### EXERCISE
Output the part of the data that opens with the line containing "Patent image size: (428, 574)." and closes with the line containing "The spring biasing", copying both end lines and everything between them without any change.

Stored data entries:
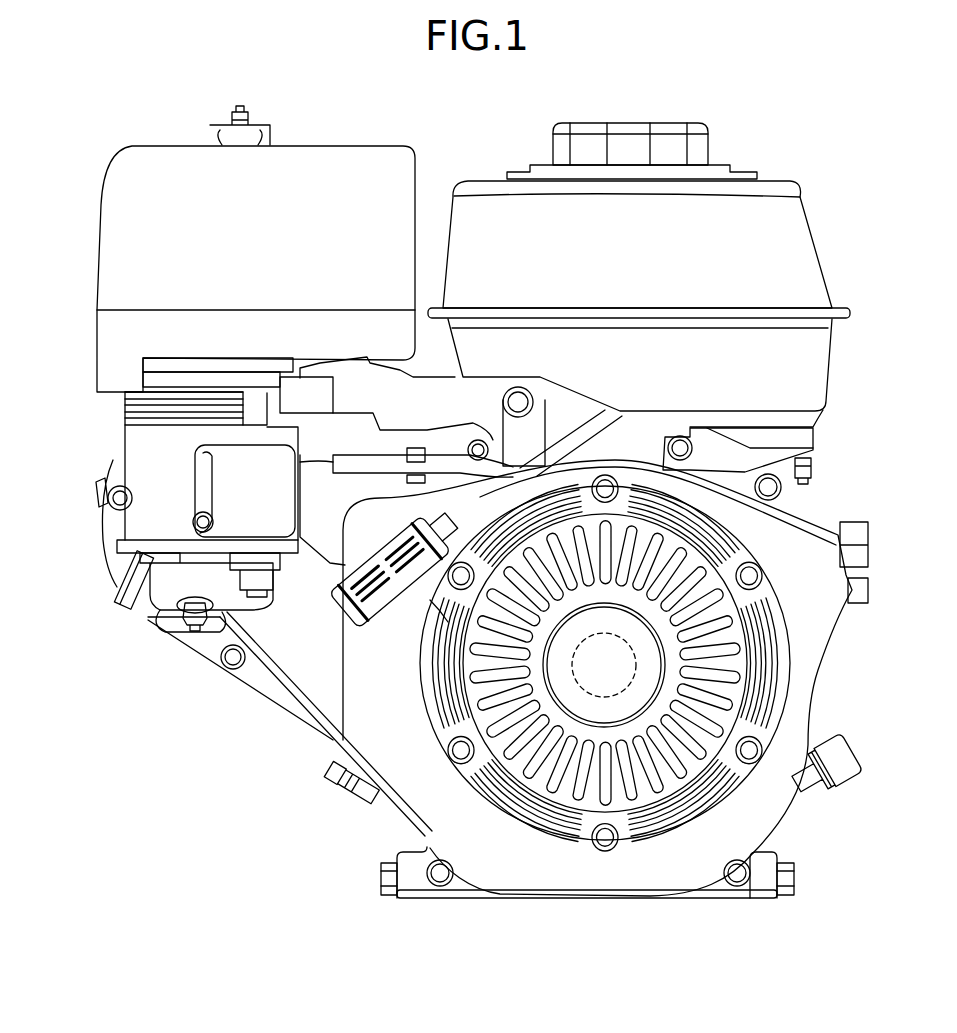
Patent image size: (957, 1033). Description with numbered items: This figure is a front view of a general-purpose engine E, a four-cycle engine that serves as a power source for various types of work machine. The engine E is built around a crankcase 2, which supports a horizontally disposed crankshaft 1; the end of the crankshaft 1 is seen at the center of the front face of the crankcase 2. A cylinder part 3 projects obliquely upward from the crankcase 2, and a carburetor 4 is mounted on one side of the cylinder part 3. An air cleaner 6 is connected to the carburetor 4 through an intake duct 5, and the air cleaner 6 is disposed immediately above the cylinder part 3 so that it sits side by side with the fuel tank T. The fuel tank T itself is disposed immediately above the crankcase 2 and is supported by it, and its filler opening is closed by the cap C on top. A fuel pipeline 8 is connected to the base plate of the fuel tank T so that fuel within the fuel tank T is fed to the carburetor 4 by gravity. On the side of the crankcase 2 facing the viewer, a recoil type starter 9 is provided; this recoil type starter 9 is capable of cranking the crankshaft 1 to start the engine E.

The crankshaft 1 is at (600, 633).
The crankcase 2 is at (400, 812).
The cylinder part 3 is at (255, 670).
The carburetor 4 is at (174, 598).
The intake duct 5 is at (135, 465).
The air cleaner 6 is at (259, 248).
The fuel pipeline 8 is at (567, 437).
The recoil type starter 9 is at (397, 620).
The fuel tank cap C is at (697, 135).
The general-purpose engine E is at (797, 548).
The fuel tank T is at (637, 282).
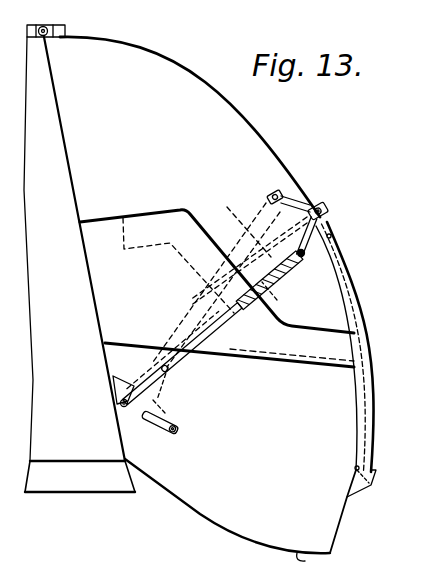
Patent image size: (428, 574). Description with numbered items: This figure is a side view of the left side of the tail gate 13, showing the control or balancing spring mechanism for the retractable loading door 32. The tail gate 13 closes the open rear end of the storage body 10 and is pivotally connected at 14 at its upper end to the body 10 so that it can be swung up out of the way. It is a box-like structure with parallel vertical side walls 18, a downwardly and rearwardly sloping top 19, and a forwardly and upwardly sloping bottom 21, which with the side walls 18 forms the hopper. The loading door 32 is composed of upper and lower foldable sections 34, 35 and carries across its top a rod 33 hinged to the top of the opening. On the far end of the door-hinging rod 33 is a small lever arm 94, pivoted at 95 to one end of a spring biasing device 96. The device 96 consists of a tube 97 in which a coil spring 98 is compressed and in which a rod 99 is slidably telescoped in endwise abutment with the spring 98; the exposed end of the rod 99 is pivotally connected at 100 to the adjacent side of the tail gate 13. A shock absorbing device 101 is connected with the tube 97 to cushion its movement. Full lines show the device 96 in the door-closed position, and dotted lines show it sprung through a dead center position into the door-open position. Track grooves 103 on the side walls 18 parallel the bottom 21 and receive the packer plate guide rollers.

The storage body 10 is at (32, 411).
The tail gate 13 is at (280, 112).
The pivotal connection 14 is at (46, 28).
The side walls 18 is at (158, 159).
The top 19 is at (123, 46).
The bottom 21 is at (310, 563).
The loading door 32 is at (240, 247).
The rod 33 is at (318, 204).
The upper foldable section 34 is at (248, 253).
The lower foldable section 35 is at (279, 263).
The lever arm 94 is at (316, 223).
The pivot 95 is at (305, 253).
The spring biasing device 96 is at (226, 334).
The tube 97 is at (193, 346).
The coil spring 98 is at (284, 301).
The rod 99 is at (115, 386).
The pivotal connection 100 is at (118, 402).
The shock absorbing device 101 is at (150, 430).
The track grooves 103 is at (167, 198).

* * *

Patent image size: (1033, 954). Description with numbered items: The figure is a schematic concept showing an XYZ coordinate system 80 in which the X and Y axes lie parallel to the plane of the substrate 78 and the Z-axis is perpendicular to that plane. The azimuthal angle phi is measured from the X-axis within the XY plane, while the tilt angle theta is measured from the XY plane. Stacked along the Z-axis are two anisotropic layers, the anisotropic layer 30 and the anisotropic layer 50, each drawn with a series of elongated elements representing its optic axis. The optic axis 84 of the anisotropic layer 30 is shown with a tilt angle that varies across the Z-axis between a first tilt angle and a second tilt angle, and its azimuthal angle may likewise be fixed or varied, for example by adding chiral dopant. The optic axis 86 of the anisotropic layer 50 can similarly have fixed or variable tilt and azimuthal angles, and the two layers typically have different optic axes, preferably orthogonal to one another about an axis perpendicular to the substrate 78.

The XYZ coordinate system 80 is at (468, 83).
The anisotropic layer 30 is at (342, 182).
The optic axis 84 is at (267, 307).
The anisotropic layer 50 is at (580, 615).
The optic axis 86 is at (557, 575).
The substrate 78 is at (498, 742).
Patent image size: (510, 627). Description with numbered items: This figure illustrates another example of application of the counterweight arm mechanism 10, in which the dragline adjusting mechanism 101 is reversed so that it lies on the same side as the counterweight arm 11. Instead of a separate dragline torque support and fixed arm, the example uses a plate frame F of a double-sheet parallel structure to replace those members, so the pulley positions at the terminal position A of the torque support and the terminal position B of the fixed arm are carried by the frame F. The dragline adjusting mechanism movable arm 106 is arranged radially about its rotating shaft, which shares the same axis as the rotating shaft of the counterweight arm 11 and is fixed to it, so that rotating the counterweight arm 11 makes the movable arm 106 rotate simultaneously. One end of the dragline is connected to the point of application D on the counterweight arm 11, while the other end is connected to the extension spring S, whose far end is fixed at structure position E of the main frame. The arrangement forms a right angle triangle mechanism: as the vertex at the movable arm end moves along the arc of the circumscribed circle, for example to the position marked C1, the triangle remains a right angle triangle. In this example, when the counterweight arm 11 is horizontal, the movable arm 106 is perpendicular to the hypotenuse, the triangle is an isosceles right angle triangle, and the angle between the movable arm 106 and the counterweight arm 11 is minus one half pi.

---

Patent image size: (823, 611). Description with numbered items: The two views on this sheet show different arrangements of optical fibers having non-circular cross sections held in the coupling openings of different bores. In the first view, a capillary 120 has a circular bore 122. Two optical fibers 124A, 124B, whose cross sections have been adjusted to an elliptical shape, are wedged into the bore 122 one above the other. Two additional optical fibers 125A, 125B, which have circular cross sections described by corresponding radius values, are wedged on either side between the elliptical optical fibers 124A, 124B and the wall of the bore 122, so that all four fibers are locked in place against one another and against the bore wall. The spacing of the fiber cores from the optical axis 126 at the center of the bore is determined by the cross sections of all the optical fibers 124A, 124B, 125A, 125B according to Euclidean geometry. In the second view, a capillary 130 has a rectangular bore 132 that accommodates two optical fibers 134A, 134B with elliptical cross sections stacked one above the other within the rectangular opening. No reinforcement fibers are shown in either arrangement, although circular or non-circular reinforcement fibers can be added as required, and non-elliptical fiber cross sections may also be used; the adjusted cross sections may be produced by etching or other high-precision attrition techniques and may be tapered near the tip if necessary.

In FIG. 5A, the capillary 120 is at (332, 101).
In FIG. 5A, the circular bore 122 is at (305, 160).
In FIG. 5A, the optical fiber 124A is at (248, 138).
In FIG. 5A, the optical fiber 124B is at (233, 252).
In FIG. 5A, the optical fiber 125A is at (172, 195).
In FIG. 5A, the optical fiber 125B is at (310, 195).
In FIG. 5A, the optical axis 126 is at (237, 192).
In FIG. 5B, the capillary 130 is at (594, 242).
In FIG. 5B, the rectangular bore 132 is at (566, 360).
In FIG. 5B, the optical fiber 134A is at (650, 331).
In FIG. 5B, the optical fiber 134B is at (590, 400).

### COMPLETE RESPONSE
Patent image size: (428, 574). Description with numbered items: This figure is a side view of the left side of the tail gate 13, showing the control or balancing spring mechanism for the retractable loading door 32. The tail gate 13 closes the open rear end of the storage body 10 and is pivotally connected at 14 at its upper end to the body 10 so that it can be swung up out of the way. It is a box-like structure with parallel vertical side walls 18, a downwardly and rearwardly sloping top 19, and a forwardly and upwardly sloping bottom 21, which with the side walls 18 forms the hopper. The loading door 32 is composed of upper and lower foldable sections 34, 35 and carries across its top a rod 33 hinged to the top of the opening. On the far end of the door-hinging rod 33 is a small lever arm 94, pivoted at 95 to one end of a spring biasing device 96. The device 96 consists of a tube 97 in which a coil spring 98 is compressed and in which a rod 99 is slidably telescoped in endwise abutment with the spring 98; the exposed end of the rod 99 is pivotally connected at 100 to the adjacent side of the tail gate 13. A shock absorbing device 101 is connected with the tube 97 to cushion its movement. Full lines show the device 96 in the door-closed position, and dotted lines show it sprung through a dead center position into the door-open position. Track grooves 103 on the side walls 18 parallel the bottom 21 and receive the packer plate guide rollers.

The storage body 10 is at (32, 411).
The tail gate 13 is at (280, 112).
The pivotal connection 14 is at (46, 28).
The side walls 18 is at (158, 159).
The top 19 is at (123, 46).
The bottom 21 is at (310, 563).
The loading door 32 is at (240, 247).
The rod 33 is at (318, 204).
The upper foldable section 34 is at (248, 253).
The lower foldable section 35 is at (279, 263).
The lever arm 94 is at (316, 223).
The pivot 95 is at (305, 253).
The spring biasing device 96 is at (226, 334).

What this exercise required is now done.